- _Records_
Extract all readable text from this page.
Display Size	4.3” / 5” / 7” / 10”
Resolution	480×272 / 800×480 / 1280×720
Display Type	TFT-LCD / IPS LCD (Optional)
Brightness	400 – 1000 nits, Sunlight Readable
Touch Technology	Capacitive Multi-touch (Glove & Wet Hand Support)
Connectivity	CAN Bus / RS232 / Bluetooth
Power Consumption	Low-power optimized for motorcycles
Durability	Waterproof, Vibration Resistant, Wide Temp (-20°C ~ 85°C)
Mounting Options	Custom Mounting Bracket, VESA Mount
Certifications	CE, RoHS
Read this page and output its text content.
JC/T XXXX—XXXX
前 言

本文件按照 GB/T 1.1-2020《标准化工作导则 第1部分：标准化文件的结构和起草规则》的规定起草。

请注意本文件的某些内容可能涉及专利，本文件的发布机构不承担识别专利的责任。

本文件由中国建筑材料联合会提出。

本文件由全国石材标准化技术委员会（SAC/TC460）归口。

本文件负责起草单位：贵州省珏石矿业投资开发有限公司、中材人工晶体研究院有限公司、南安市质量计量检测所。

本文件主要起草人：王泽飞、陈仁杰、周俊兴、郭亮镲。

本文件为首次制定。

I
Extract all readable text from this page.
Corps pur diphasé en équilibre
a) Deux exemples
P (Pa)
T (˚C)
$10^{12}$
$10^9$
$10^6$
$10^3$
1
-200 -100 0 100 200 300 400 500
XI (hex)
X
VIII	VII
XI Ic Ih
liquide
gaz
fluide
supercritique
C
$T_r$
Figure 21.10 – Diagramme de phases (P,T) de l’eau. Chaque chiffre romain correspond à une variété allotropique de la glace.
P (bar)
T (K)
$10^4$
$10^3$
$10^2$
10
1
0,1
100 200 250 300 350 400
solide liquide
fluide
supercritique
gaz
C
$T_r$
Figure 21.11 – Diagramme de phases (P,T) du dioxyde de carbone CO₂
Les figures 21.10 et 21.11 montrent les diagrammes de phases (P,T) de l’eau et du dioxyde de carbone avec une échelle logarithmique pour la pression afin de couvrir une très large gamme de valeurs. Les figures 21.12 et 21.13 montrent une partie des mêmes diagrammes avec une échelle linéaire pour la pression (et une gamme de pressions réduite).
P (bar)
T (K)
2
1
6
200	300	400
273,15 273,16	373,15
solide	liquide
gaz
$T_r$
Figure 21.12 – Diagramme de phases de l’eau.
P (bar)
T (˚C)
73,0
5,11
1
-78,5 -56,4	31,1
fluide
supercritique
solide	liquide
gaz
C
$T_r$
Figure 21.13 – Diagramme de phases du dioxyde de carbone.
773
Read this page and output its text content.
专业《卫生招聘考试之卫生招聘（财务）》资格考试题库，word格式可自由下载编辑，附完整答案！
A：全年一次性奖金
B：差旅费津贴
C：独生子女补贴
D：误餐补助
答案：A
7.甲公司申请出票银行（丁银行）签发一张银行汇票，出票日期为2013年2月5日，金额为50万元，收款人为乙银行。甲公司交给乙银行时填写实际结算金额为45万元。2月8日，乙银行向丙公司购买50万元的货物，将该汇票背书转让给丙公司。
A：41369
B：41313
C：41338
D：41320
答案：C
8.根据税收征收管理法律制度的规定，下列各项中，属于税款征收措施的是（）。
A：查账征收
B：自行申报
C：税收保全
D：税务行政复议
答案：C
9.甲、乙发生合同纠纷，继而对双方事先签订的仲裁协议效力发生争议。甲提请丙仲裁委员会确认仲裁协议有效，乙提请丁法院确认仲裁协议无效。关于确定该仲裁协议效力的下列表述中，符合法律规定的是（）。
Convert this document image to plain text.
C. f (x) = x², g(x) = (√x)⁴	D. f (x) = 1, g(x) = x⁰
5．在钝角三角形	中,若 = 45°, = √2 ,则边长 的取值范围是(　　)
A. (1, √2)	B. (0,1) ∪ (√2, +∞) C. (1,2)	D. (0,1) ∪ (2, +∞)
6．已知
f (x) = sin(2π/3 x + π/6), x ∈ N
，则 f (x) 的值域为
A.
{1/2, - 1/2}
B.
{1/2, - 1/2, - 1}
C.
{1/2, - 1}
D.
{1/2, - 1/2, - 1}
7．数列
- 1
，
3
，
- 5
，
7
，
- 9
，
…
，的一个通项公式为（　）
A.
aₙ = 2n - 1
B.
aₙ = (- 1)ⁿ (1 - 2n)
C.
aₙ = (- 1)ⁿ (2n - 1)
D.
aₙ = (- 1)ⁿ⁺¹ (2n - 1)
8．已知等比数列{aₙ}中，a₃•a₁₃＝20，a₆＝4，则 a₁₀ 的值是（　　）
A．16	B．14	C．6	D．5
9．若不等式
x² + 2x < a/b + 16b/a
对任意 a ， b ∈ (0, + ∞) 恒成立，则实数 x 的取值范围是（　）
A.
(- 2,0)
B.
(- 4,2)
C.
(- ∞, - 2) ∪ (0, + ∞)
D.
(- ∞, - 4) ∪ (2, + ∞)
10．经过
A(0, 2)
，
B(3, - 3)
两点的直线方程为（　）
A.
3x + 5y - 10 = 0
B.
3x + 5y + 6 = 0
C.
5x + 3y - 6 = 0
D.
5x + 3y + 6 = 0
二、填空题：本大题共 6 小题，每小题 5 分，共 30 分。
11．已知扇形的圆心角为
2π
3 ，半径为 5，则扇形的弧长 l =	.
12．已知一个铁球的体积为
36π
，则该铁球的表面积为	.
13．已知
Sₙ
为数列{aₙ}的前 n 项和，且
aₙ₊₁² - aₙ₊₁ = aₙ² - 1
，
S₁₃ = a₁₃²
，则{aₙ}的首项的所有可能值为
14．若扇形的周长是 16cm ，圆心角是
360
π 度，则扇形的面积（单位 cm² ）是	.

- _Required work_
Reply with the number of lines in the preceding entries that contain "的取值范围是", and no other words.

- _The reply_
2